--- Start PROVIDED RECORDS ---

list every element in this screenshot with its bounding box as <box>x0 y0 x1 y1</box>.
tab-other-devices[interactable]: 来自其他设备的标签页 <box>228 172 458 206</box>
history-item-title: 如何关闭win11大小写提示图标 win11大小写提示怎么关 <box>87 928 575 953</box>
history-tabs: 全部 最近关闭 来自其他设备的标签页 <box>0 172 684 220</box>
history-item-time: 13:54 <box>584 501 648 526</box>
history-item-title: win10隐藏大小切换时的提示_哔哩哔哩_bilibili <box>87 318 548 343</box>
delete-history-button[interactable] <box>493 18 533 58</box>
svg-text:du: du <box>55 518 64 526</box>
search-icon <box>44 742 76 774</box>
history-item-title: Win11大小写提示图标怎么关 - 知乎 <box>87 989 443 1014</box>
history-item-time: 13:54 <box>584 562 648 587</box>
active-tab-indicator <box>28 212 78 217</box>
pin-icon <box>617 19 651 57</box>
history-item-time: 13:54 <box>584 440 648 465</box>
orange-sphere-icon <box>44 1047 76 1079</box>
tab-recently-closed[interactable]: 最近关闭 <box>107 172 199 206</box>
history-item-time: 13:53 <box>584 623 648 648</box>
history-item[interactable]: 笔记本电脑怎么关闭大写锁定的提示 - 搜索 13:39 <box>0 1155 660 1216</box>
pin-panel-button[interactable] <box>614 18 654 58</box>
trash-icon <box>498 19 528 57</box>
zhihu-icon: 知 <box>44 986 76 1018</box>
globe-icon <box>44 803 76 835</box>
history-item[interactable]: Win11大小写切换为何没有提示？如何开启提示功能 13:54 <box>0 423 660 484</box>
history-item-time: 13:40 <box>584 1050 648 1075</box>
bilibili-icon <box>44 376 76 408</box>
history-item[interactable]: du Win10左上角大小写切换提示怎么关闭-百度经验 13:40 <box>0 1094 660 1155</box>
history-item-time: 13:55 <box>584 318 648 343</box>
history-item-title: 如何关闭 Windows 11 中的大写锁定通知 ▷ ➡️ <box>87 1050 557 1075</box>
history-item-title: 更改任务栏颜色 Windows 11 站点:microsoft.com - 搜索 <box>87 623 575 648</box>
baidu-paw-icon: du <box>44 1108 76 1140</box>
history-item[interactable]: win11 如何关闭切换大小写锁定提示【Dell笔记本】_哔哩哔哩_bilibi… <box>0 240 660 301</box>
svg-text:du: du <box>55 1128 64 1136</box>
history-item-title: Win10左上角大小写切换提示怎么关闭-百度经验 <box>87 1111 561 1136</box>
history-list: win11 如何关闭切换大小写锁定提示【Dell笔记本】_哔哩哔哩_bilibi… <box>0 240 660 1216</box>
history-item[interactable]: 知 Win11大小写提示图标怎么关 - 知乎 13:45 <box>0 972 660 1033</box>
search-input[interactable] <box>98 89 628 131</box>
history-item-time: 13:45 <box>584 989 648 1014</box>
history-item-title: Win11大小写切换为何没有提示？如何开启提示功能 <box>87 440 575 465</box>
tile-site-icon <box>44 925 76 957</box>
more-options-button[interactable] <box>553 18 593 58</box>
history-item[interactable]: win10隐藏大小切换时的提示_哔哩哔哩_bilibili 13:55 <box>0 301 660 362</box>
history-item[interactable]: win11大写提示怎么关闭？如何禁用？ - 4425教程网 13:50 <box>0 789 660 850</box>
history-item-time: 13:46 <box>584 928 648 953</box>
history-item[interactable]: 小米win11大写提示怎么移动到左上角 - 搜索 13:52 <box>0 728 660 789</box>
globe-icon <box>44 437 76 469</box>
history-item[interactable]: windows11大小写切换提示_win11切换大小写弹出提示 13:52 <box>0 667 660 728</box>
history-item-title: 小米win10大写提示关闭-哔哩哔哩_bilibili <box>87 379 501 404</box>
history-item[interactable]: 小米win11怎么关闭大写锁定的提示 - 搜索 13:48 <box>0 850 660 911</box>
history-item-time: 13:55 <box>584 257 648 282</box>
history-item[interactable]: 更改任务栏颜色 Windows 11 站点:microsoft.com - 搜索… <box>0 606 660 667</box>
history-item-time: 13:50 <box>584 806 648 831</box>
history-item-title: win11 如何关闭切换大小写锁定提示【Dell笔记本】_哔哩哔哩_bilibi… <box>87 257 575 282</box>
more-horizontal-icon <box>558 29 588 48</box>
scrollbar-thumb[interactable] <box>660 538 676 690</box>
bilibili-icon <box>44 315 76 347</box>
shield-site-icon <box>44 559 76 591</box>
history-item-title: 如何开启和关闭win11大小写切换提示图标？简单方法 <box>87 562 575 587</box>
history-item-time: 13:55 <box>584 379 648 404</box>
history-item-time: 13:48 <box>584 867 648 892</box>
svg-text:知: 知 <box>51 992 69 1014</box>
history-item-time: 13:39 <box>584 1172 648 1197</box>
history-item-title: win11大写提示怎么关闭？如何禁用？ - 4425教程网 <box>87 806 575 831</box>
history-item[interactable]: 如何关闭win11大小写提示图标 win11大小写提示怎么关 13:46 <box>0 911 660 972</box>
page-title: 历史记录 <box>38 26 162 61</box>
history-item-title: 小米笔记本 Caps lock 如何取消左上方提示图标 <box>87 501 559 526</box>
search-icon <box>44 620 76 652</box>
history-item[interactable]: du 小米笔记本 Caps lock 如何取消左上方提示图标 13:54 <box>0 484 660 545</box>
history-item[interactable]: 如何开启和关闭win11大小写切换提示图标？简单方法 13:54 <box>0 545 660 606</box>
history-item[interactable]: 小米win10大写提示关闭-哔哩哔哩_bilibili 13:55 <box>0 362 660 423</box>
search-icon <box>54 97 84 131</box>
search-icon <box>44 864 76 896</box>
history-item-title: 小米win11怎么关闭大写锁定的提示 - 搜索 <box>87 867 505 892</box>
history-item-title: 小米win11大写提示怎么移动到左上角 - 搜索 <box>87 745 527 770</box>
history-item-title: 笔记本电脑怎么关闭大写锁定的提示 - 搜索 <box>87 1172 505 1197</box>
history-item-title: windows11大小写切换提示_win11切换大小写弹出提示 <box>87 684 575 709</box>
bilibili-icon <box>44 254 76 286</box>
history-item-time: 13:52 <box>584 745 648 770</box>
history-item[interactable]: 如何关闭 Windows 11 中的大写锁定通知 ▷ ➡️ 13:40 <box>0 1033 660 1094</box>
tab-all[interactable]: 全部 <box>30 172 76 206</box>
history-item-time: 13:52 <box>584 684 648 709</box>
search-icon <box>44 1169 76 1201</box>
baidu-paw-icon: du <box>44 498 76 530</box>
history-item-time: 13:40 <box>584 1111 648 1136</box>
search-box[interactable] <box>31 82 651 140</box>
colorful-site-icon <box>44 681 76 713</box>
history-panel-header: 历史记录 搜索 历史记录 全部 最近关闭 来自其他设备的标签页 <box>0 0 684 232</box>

--- End PROVIDED RECORDS ---

Please rewrite every row above, renaming "history-item-title" to "history-entry-title" wherever it occurs and leaving everything else unchanged.

→ RESPONSE TO THE EXERCISE
list every element in this screenshot with its bounding box as <box>x0 y0 x1 y1</box>.
tab-other-devices[interactable]: 来自其他设备的标签页 <box>228 172 458 206</box>
history-entry-title: 如何关闭win11大小写提示图标 win11大小写提示怎么关 <box>87 928 575 953</box>
history-tabs: 全部 最近关闭 来自其他设备的标签页 <box>0 172 684 220</box>
history-item-time: 13:54 <box>584 501 648 526</box>
history-entry-title: win10隐藏大小切换时的提示_哔哩哔哩_bilibili <box>87 318 548 343</box>
delete-history-button[interactable] <box>493 18 533 58</box>
svg-text:du: du <box>55 518 64 526</box>
search-icon <box>44 742 76 774</box>
history-entry-title: Win11大小写提示图标怎么关 - 知乎 <box>87 989 443 1014</box>
history-item-time: 13:54 <box>584 562 648 587</box>
active-tab-indicator <box>28 212 78 217</box>
pin-icon <box>617 19 651 57</box>
history-item-time: 13:54 <box>584 440 648 465</box>
orange-sphere-icon <box>44 1047 76 1079</box>
tab-recently-closed[interactable]: 最近关闭 <box>107 172 199 206</box>
history-item-time: 13:53 <box>584 623 648 648</box>
history-item[interactable]: 笔记本电脑怎么关闭大写锁定的提示 - 搜索 13:39 <box>0 1155 660 1216</box>
pin-panel-button[interactable] <box>614 18 654 58</box>
trash-icon <box>498 19 528 57</box>
zhihu-icon: 知 <box>44 986 76 1018</box>
globe-icon <box>44 803 76 835</box>
history-item[interactable]: Win11大小写切换为何没有提示？如何开启提示功能 13:54 <box>0 423 660 484</box>
history-item-time: 13:40 <box>584 1050 648 1075</box>
bilibili-icon <box>44 376 76 408</box>
history-item[interactable]: du Win10左上角大小写切换提示怎么关闭-百度经验 13:40 <box>0 1094 660 1155</box>
history-item-time: 13:55 <box>584 318 648 343</box>
history-entry-title: 如何关闭 Windows 11 中的大写锁定通知 ▷ ➡️ <box>87 1050 557 1075</box>
history-entry-title: 更改任务栏颜色 Windows 11 站点:microsoft.com - 搜索 <box>87 623 575 648</box>
baidu-paw-icon: du <box>44 1108 76 1140</box>
history-item[interactable]: win11 如何关闭切换大小写锁定提示【Dell笔记本】_哔哩哔哩_bilibi… <box>0 240 660 301</box>
svg-text:du: du <box>55 1128 64 1136</box>
history-entry-title: Win10左上角大小写切换提示怎么关闭-百度经验 <box>87 1111 561 1136</box>
history-list: win11 如何关闭切换大小写锁定提示【Dell笔记本】_哔哩哔哩_bilibi… <box>0 240 660 1216</box>
history-item[interactable]: 知 Win11大小写提示图标怎么关 - 知乎 13:45 <box>0 972 660 1033</box>
search-input[interactable] <box>98 89 628 131</box>
history-item-time: 13:45 <box>584 989 648 1014</box>
history-entry-title: Win11大小写切换为何没有提示？如何开启提示功能 <box>87 440 575 465</box>
tile-site-icon <box>44 925 76 957</box>
more-options-button[interactable] <box>553 18 593 58</box>
history-item[interactable]: win10隐藏大小切换时的提示_哔哩哔哩_bilibili 13:55 <box>0 301 660 362</box>
history-item[interactable]: win11大写提示怎么关闭？如何禁用？ - 4425教程网 13:50 <box>0 789 660 850</box>
history-item-time: 13:46 <box>584 928 648 953</box>
history-item[interactable]: 小米win11大写提示怎么移动到左上角 - 搜索 13:52 <box>0 728 660 789</box>
globe-icon <box>44 437 76 469</box>
history-item[interactable]: windows11大小写切换提示_win11切换大小写弹出提示 13:52 <box>0 667 660 728</box>
history-entry-title: 小米win10大写提示关闭-哔哩哔哩_bilibili <box>87 379 501 404</box>
history-item[interactable]: 小米win11怎么关闭大写锁定的提示 - 搜索 13:48 <box>0 850 660 911</box>
history-item-time: 13:55 <box>584 257 648 282</box>
history-item[interactable]: 更改任务栏颜色 Windows 11 站点:microsoft.com - 搜索… <box>0 606 660 667</box>
history-item-time: 13:50 <box>584 806 648 831</box>
history-entry-title: win11 如何关闭切换大小写锁定提示【Dell笔记本】_哔哩哔哩_bilibi… <box>87 257 575 282</box>
more-horizontal-icon <box>558 29 588 48</box>
scrollbar-thumb[interactable] <box>660 538 676 690</box>
bilibili-icon <box>44 315 76 347</box>
shield-site-icon <box>44 559 76 591</box>
history-entry-title: 如何开启和关闭win11大小写切换提示图标？简单方法 <box>87 562 575 587</box>
history-item-time: 13:55 <box>584 379 648 404</box>
history-item-time: 13:48 <box>584 867 648 892</box>
svg-text:知: 知 <box>51 992 69 1014</box>
history-item-time: 13:39 <box>584 1172 648 1197</box>
history-entry-title: win11大写提示怎么关闭？如何禁用？ - 4425教程网 <box>87 806 575 831</box>
history-item[interactable]: 如何关闭win11大小写提示图标 win11大小写提示怎么关 13:46 <box>0 911 660 972</box>
page-title: 历史记录 <box>38 26 162 61</box>
history-entry-title: 小米笔记本 Caps lock 如何取消左上方提示图标 <box>87 501 559 526</box>
search-icon <box>44 620 76 652</box>
history-item[interactable]: du 小米笔记本 Caps lock 如何取消左上方提示图标 13:54 <box>0 484 660 545</box>
history-item[interactable]: 如何开启和关闭win11大小写切换提示图标？简单方法 13:54 <box>0 545 660 606</box>
history-item[interactable]: 小米win10大写提示关闭-哔哩哔哩_bilibili 13:55 <box>0 362 660 423</box>
search-icon <box>54 97 84 131</box>
search-icon <box>44 864 76 896</box>
history-entry-title: 小米win11怎么关闭大写锁定的提示 - 搜索 <box>87 867 505 892</box>
history-entry-title: 小米win11大写提示怎么移动到左上角 - 搜索 <box>87 745 527 770</box>
history-entry-title: 笔记本电脑怎么关闭大写锁定的提示 - 搜索 <box>87 1172 505 1197</box>
history-entry-title: windows11大小写切换提示_win11切换大小写弹出提示 <box>87 684 575 709</box>
bilibili-icon <box>44 254 76 286</box>
history-item-time: 13:52 <box>584 745 648 770</box>
history-item[interactable]: 如何关闭 Windows 11 中的大写锁定通知 ▷ ➡️ 13:40 <box>0 1033 660 1094</box>
tab-all[interactable]: 全部 <box>30 172 76 206</box>
history-item-time: 13:52 <box>584 684 648 709</box>
search-icon <box>44 1169 76 1201</box>
baidu-paw-icon: du <box>44 498 76 530</box>
history-item-time: 13:40 <box>584 1111 648 1136</box>
search-box[interactable] <box>31 82 651 140</box>
colorful-site-icon <box>44 681 76 713</box>
history-panel-header: 历史记录 搜索 历史记录 全部 最近关闭 来自其他设备的标签页 <box>0 0 684 232</box>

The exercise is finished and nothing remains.